GIVEN INSTRUCTION |
Each entry below is to be written out exactly, and the pictures are to be left out.

THE DATA |
>> BEGIN
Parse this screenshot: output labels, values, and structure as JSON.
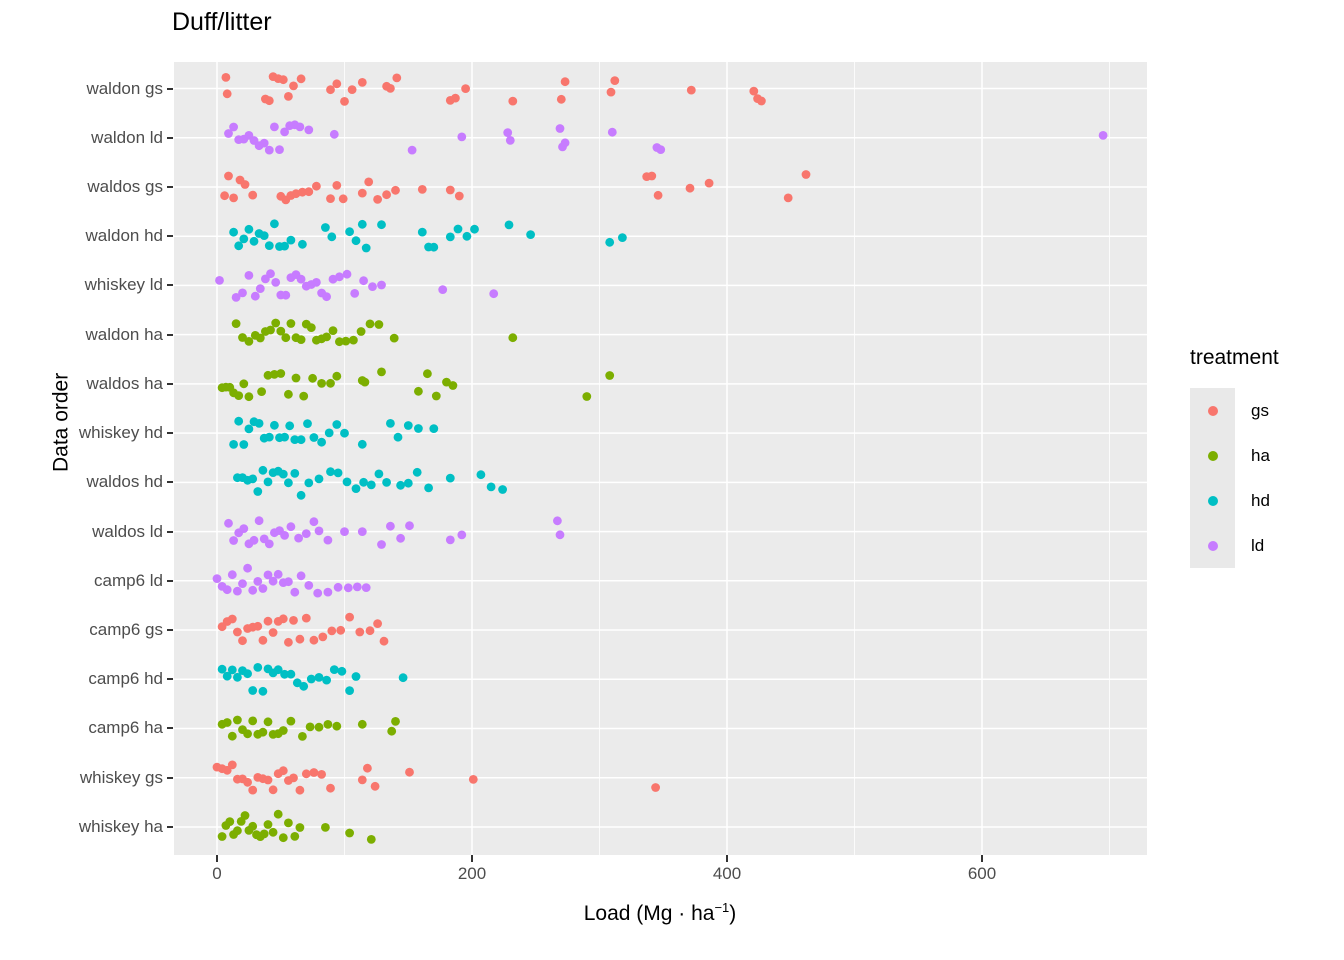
{
  "title": "Duff/litter",
  "axes": {
    "y_title": "Data order",
    "x_title_prefix": "Load (Mg · ha",
    "x_title_sup": "−1",
    "x_title_suffix": ")",
    "x_tick_labels": [
      "0",
      "200",
      "400",
      "600"
    ]
  },
  "legend": {
    "title": "treatment",
    "items": [
      {
        "label": "gs",
        "color": "#F8766D"
      },
      {
        "label": "ha",
        "color": "#7CAE00"
      },
      {
        "label": "hd",
        "color": "#00BFC4"
      },
      {
        "label": "ld",
        "color": "#C77CFF"
      }
    ]
  },
  "colors": {
    "panel_background": "#EBEBEB",
    "gridline": "#FFFFFF",
    "axis_text": "#4D4D4D",
    "tick_mark": "#333333",
    "gs": "#F8766D",
    "ha": "#7CAE00",
    "hd": "#00BFC4",
    "ld": "#C77CFF"
  },
  "chart_data": {
    "type": "scatter",
    "subtype": "horizontal-jitter-strip",
    "title": "Duff/litter",
    "xlabel": "Load (Mg · ha^-1)",
    "ylabel": "Data order",
    "xlim": [
      0,
      729
    ],
    "x_major_ticks": [
      0,
      200,
      400,
      600
    ],
    "x_minor_ticks": [
      100,
      300,
      500,
      700
    ],
    "grid": "on",
    "legend_title": "treatment",
    "legend_position": "right",
    "categories_top_to_bottom": [
      "waldon gs",
      "waldon ld",
      "waldos gs",
      "waldon hd",
      "whiskey ld",
      "waldon ha",
      "waldos ha",
      "whiskey hd",
      "waldos hd",
      "waldos ld",
      "camp6 ld",
      "camp6 gs",
      "camp6 hd",
      "camp6 ha",
      "whiskey gs",
      "whiskey ha"
    ],
    "groups": [
      {
        "category": "waldon gs",
        "treatment": "gs",
        "color": "#F8766D",
        "values": [
          7,
          8,
          38,
          41,
          44,
          48,
          52,
          56,
          60,
          66,
          89,
          94,
          100,
          106,
          114,
          133,
          136,
          141,
          183,
          187,
          195,
          232,
          270,
          273,
          309,
          312,
          372,
          421,
          424,
          427
        ]
      },
      {
        "category": "waldon ld",
        "treatment": "ld",
        "color": "#C77CFF",
        "values": [
          9,
          13,
          17,
          21,
          25,
          29,
          33,
          37,
          41,
          45,
          49,
          53,
          57,
          61,
          65,
          72,
          92,
          153,
          192,
          228,
          230,
          269,
          271,
          273,
          310,
          345,
          348,
          695
        ]
      },
      {
        "category": "waldos gs",
        "treatment": "gs",
        "color": "#F8766D",
        "values": [
          6,
          9,
          13,
          18,
          22,
          28,
          50,
          54,
          58,
          62,
          67,
          72,
          78,
          89,
          94,
          99,
          114,
          119,
          126,
          133,
          140,
          161,
          183,
          190,
          337,
          341,
          346,
          371,
          386,
          448,
          462
        ]
      },
      {
        "category": "waldon hd",
        "treatment": "hd",
        "color": "#00BFC4",
        "values": [
          13,
          17,
          21,
          25,
          29,
          33,
          37,
          41,
          45,
          49,
          53,
          58,
          67,
          85,
          90,
          104,
          109,
          114,
          117,
          129,
          161,
          166,
          170,
          183,
          189,
          196,
          202,
          229,
          246,
          308,
          318
        ]
      },
      {
        "category": "whiskey ld",
        "treatment": "ld",
        "color": "#C77CFF",
        "values": [
          2,
          15,
          20,
          25,
          30,
          34,
          38,
          42,
          46,
          50,
          54,
          58,
          62,
          66,
          70,
          74,
          78,
          82,
          86,
          91,
          96,
          102,
          108,
          115,
          122,
          129,
          177,
          217
        ]
      },
      {
        "category": "waldon ha",
        "treatment": "ha",
        "color": "#7CAE00",
        "values": [
          15,
          20,
          25,
          30,
          34,
          38,
          42,
          46,
          50,
          54,
          58,
          62,
          66,
          70,
          74,
          78,
          82,
          86,
          91,
          96,
          101,
          107,
          113,
          120,
          127,
          139,
          232
        ]
      },
      {
        "category": "waldos ha",
        "treatment": "ha",
        "color": "#7CAE00",
        "values": [
          4,
          7,
          10,
          13,
          17,
          21,
          25,
          35,
          40,
          45,
          50,
          56,
          62,
          68,
          75,
          82,
          89,
          94,
          114,
          116,
          129,
          158,
          165,
          172,
          180,
          185,
          290,
          308
        ]
      },
      {
        "category": "whiskey hd",
        "treatment": "hd",
        "color": "#00BFC4",
        "values": [
          13,
          17,
          21,
          25,
          29,
          33,
          37,
          41,
          45,
          49,
          53,
          57,
          61,
          66,
          71,
          76,
          82,
          88,
          94,
          100,
          114,
          136,
          142,
          150,
          158,
          170
        ]
      },
      {
        "category": "waldos hd",
        "treatment": "hd",
        "color": "#00BFC4",
        "values": [
          16,
          20,
          24,
          28,
          32,
          36,
          40,
          44,
          48,
          52,
          56,
          61,
          66,
          72,
          80,
          89,
          95,
          102,
          109,
          115,
          121,
          127,
          133,
          144,
          150,
          157,
          166,
          183,
          207,
          215,
          224
        ]
      },
      {
        "category": "waldos ld",
        "treatment": "ld",
        "color": "#C77CFF",
        "values": [
          9,
          13,
          17,
          21,
          25,
          29,
          33,
          37,
          41,
          45,
          49,
          53,
          58,
          64,
          70,
          76,
          80,
          87,
          100,
          114,
          129,
          136,
          144,
          151,
          183,
          192,
          267,
          269
        ]
      },
      {
        "category": "camp6 ld",
        "treatment": "ld",
        "color": "#C77CFF",
        "values": [
          0,
          4,
          8,
          12,
          16,
          20,
          24,
          28,
          32,
          36,
          40,
          44,
          48,
          52,
          56,
          61,
          66,
          72,
          79,
          87,
          95,
          103,
          110,
          117
        ]
      },
      {
        "category": "camp6 gs",
        "treatment": "gs",
        "color": "#F8766D",
        "values": [
          4,
          8,
          12,
          16,
          20,
          24,
          28,
          32,
          36,
          40,
          44,
          48,
          52,
          56,
          60,
          65,
          70,
          76,
          83,
          90,
          97,
          104,
          112,
          120,
          126,
          131
        ]
      },
      {
        "category": "camp6 hd",
        "treatment": "hd",
        "color": "#00BFC4",
        "values": [
          4,
          8,
          12,
          16,
          20,
          24,
          28,
          32,
          36,
          40,
          44,
          48,
          53,
          58,
          63,
          68,
          74,
          80,
          86,
          92,
          98,
          104,
          109,
          146
        ]
      },
      {
        "category": "camp6 ha",
        "treatment": "ha",
        "color": "#7CAE00",
        "values": [
          4,
          8,
          12,
          16,
          20,
          24,
          28,
          32,
          36,
          40,
          44,
          48,
          52,
          58,
          67,
          73,
          80,
          87,
          94,
          114,
          137,
          140
        ]
      },
      {
        "category": "whiskey gs",
        "treatment": "gs",
        "color": "#F8766D",
        "values": [
          0,
          4,
          8,
          12,
          16,
          20,
          24,
          28,
          32,
          36,
          40,
          44,
          48,
          52,
          56,
          60,
          65,
          70,
          76,
          82,
          89,
          114,
          118,
          124,
          151,
          201,
          344
        ]
      },
      {
        "category": "whiskey ha",
        "treatment": "ha",
        "color": "#7CAE00",
        "values": [
          4,
          7,
          10,
          13,
          16,
          19,
          22,
          25,
          28,
          31,
          34,
          37,
          40,
          44,
          48,
          52,
          56,
          61,
          65,
          85,
          104,
          121
        ]
      }
    ]
  }
}
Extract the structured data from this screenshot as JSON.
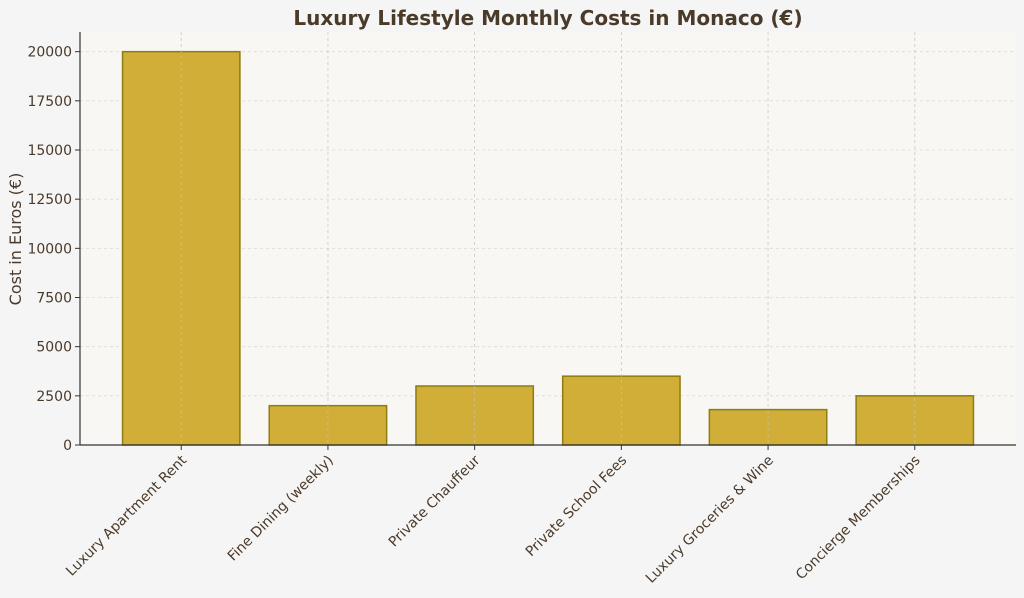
>> END
OUTPUT BELOW |
Parse this screenshot: output labels, values, and structure as JSON.
{
  "title": "Duff/litter",
  "axes": {
    "y_title": "Data order",
    "x_title_prefix": "Load (Mg · ha",
    "x_title_sup": "−1",
    "x_title_suffix": ")",
    "x_tick_labels": [
      "0",
      "200",
      "400",
      "600"
    ]
  },
  "legend": {
    "title": "treatment",
    "items": [
      {
        "label": "gs",
        "color": "#F8766D"
      },
      {
        "label": "ha",
        "color": "#7CAE00"
      },
      {
        "label": "hd",
        "color": "#00BFC4"
      },
      {
        "label": "ld",
        "color": "#C77CFF"
      }
    ]
  },
  "colors": {
    "panel_background": "#EBEBEB",
    "gridline": "#FFFFFF",
    "axis_text": "#4D4D4D",
    "tick_mark": "#333333",
    "gs": "#F8766D",
    "ha": "#7CAE00",
    "hd": "#00BFC4",
    "ld": "#C77CFF"
  },
  "chart_data": {
    "type": "scatter",
    "subtype": "horizontal-jitter-strip",
    "title": "Duff/litter",
    "xlabel": "Load (Mg · ha^-1)",
    "ylabel": "Data order",
    "xlim": [
      0,
      729
    ],
    "x_major_ticks": [
      0,
      200,
      400,
      600
    ],
    "x_minor_ticks": [
      100,
      300,
      500,
      700
    ],
    "grid": "on",
    "legend_title": "treatment",
    "legend_position": "right",
    "categories_top_to_bottom": [
      "waldon gs",
      "waldon ld",
      "waldos gs",
      "waldon hd",
      "whiskey ld",
      "waldon ha",
      "waldos ha",
      "whiskey hd",
      "waldos hd",
      "waldos ld",
      "camp6 ld",
      "camp6 gs",
      "camp6 hd",
      "camp6 ha",
      "whiskey gs",
      "whiskey ha"
    ],
    "groups": [
      {
        "category": "waldon gs",
        "treatment": "gs",
        "color": "#F8766D",
        "values": [
          7,
          8,
          38,
          41,
          44,
          48,
          52,
          56,
          60,
          66,
          89,
          94,
          100,
          106,
          114,
          133,
          136,
          141,
          183,
          187,
          195,
          232,
          270,
          273,
          309,
          312,
          372,
          421,
          424,
          427
        ]
      },
      {
        "category": "waldon ld",
        "treatment": "ld",
        "color": "#C77CFF",
        "values": [
          9,
          13,
          17,
          21,
          25,
          29,
          33,
          37,
          41,
          45,
          49,
          53,
          57,
          61,
          65,
          72,
          92,
          153,
          192,
          228,
          230,
          269,
          271,
          273,
          310,
          345,
          348,
          695
        ]
      },
      {
        "category": "waldos gs",
        "treatment": "gs",
        "color": "#F8766D",
        "values": [
          6,
          9,
          13,
          18,
          22,
          28,
          50,
          54,
          58,
          62,
          67,
          72,
          78,
          89,
          94,
          99,
          114,
          119,
          126,
          133,
          140,
          161,
          183,
          190,
          337,
          341,
          346,
          371,
          386,
          448,
          462
        ]
      },
      {
        "category": "waldon hd",
        "treatment": "hd",
        "color": "#00BFC4",
        "values": [
          13,
          17,
          21,
          25,
          29,
          33,
          37,
          41,
          45,
          49,
          53,
          58,
          67,
          85,
          90,
          104,
          109,
          114,
          117,
          129,
          161,
          166,
          170,
          183,
          189,
          196,
          202,
          229,
          246,
          308,
          318
        ]
      },
      {
        "category": "whiskey ld",
        "treatment": "ld",
        "color": "#C77CFF",
        "values": [
          2,
          15,
          20,
          25,
          30,
          34,
          38,
          42,
          46,
          50,
          54,
          58,
          62,
          66,
          70,
          74,
          78,
          82,
          86,
          91,
          96,
          102,
          108,
          115,
          122,
          129,
          177,
          217
        ]
      },
      {
        "category": "waldon ha",
        "treatment": "ha",
        "color": "#7CAE00",
        "values": [
          15,
          20,
          25,
          30,
          34,
          38,
          42,
          46,
          50,
          54,
          58,
          62,
          66,
          70,
          74,
          78,
          82,
          86,
          91,
          96,
          101,
          107,
          113,
          120,
          127,
          139,
          232
        ]
      },
      {
        "category": "waldos ha",
        "treatment": "ha",
        "color": "#7CAE00",
        "values": [
          4,
          7,
          10,
          13,
          17,
          21,
          25,
          35,
          40,
          45,
          50,
          56,
          62,
          68,
          75,
          82,
          89,
          94,
          114,
          116,
          129,
          158,
          165,
          172,
          180,
          185,
          290,
          308
        ]
      },
      {
        "category": "whiskey hd",
        "treatment": "hd",
        "color": "#00BFC4",
        "values": [
          13,
          17,
          21,
          25,
          29,
          33,
          37,
          41,
          45,
          49,
          53,
          57,
          61,
          66,
          71,
          76,
          82,
          88,
          94,
          100,
          114,
          136,
          142,
          150,
          158,
          170
        ]
      },
      {
        "category": "waldos hd",
        "treatment": "hd",
        "color": "#00BFC4",
        "values": [
          16,
          20,
          24,
          28,
          32,
          36,
          40,
          44,
          48,
          52,
          56,
          61,
          66,
          72,
          80,
          89,
          95,
          102,
          109,
          115,
          121,
          127,
          133,
          144,
          150,
          157,
          166,
          183,
          207,
          215,
          224
        ]
      },
      {
        "category": "waldos ld",
        "treatment": "ld",
        "color": "#C77CFF",
        "values": [
          9,
          13,
          17,
          21,
          25,
          29,
          33,
          37,
          41,
          45,
          49,
          53,
          58,
          64,
          70,
          76,
          80,
          87,
          100,
          114,
          129,
          136,
          144,
          151,
          183,
          192,
          267,
          269
        ]
      },
      {
        "category": "camp6 ld",
        "treatment": "ld",
        "color": "#C77CFF",
        "values": [
          0,
          4,
          8,
          12,
          16,
          20,
          24,
          28,
          32,
          36,
          40,
          44,
          48,
          52,
          56,
          61,
          66,
          72,
          79,
          87,
          95,
          103,
          110,
          117
        ]
      },
      {
        "category": "camp6 gs",
        "treatment": "gs",
        "color": "#F8766D",
        "values": [
          4,
          8,
          12,
          16,
          20,
          24,
          28,
          32,
          36,
          40,
          44,
          48,
          52,
          56,
          60,
          65,
          70,
          76,
          83,
          90,
          97,
          104,
          112,
          120,
          126,
          131
        ]
      },
      {
        "category": "camp6 hd",
        "treatment": "hd",
        "color": "#00BFC4",
        "values": [
          4,
          8,
          12,
          16,
          20,
          24,
          28,
          32,
          36,
          40,
          44,
          48,
          53,
          58,
          63,
          68,
          74,
          80,
          86,
          92,
          98,
          104,
          109,
          146
        ]
      },
      {
        "category": "camp6 ha",
        "treatment": "ha",
        "color": "#7CAE00",
        "values": [
          4,
          8,
          12,
          16,
          20,
          24,
          28,
          32,
          36,
          40,
          44,
          48,
          52,
          58,
          67,
          73,
          80,
          87,
          94,
          114,
          137,
          140
        ]
      },
      {
        "category": "whiskey gs",
        "treatment": "gs",
        "color": "#F8766D",
        "values": [
          0,
          4,
          8,
          12,
          16,
          20,
          24,
          28,
          32,
          36,
          40,
          44,
          48,
          52,
          56,
          60,
          65,
          70,
          76,
          82,
          89,
          114,
          118,
          124,
          151,
          201,
          344
        ]
      },
      {
        "category": "whiskey ha",
        "treatment": "ha",
        "color": "#7CAE00",
        "values": [
          4,
          7,
          10,
          13,
          16,
          19,
          22,
          25,
          28,
          31,
          34,
          37,
          40,
          44,
          48,
          52,
          56,
          61,
          65,
          85,
          104,
          121
        ]
      }
    ]
  }
}
Extract the structured data from this screenshot as JSON.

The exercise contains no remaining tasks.